Source records
···

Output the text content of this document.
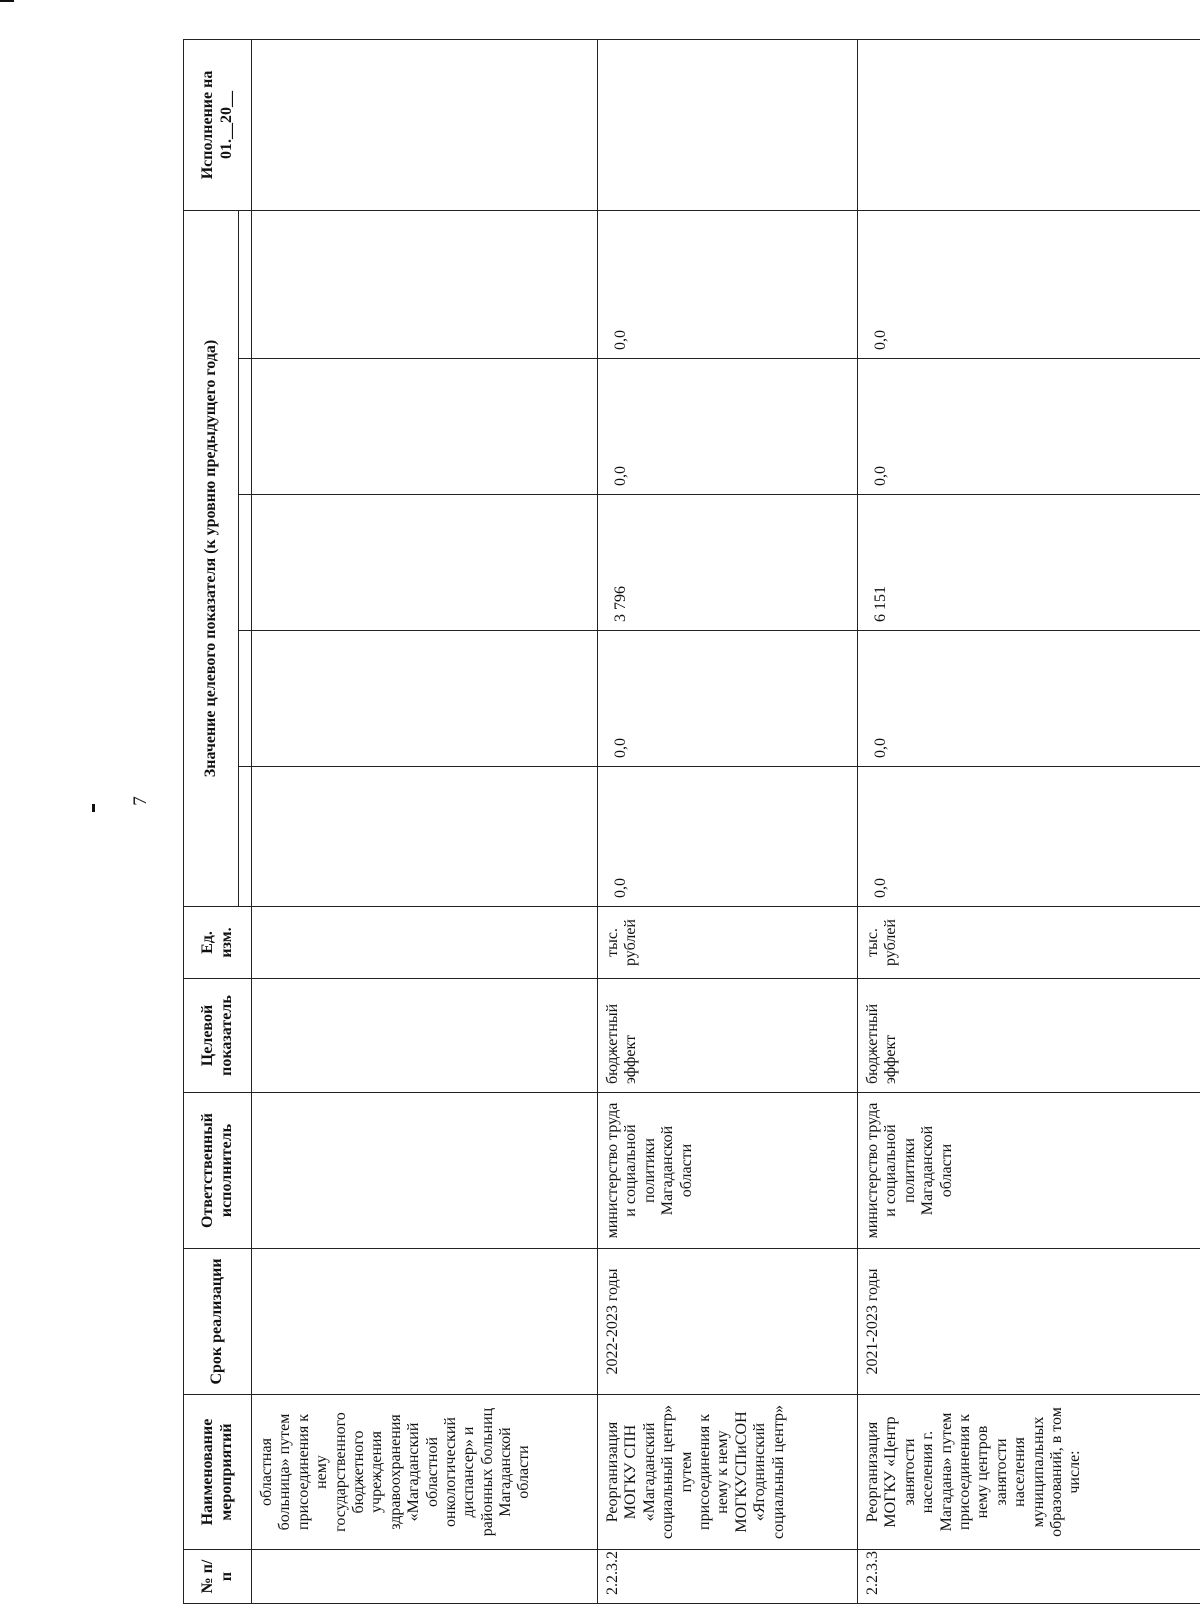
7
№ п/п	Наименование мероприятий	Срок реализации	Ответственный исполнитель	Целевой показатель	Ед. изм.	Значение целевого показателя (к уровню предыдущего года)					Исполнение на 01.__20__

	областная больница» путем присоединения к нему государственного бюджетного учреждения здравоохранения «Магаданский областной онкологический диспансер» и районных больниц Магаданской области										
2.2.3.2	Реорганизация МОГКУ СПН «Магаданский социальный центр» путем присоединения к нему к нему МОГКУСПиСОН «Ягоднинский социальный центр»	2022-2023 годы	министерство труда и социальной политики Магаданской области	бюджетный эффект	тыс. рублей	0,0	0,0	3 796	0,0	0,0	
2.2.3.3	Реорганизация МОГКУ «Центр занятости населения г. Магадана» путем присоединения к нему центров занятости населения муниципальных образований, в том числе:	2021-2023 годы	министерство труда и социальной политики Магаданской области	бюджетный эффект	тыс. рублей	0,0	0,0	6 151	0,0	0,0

···

§ **TO BE DONE**
Retype all of the entries exactly as written, leaving out any images.

§ **CORRECT RESPONSE**
Output the text content of this document.
7
№ п/п	Наименование мероприятий	Срок реализации	Ответственный исполнитель	Целевой показатель	Ед. изм.	Значение целевого показателя (к уровню предыдущего года)					Исполнение на 01.__20__

	областная больница» путем присоединения к нему государственного бюджетного учреждения здравоохранения «Магаданский областной онкологический диспансер» и районных больниц Магаданской области										
2.2.3.2	Реорганизация МОГКУ СПН «Магаданский социальный центр» путем присоединения к нему к нему МОГКУСПиСОН «Ягоднинский социальный центр»	2022-2023 годы	министерство труда и социальной политики Магаданской области	бюджетный эффект	тыс. рублей	0,0	0,0	3 796	0,0	0,0	
2.2.3.3	Реорганизация МОГКУ «Центр занятости населения г. Магадана» путем присоединения к нему центров занятости населения муниципальных образований, в том числе:	2021-2023 годы	министерство труда и социальной политики Магаданской области	бюджетный эффект	тыс. рублей	0,0	0,0	6 151	0,0	0,0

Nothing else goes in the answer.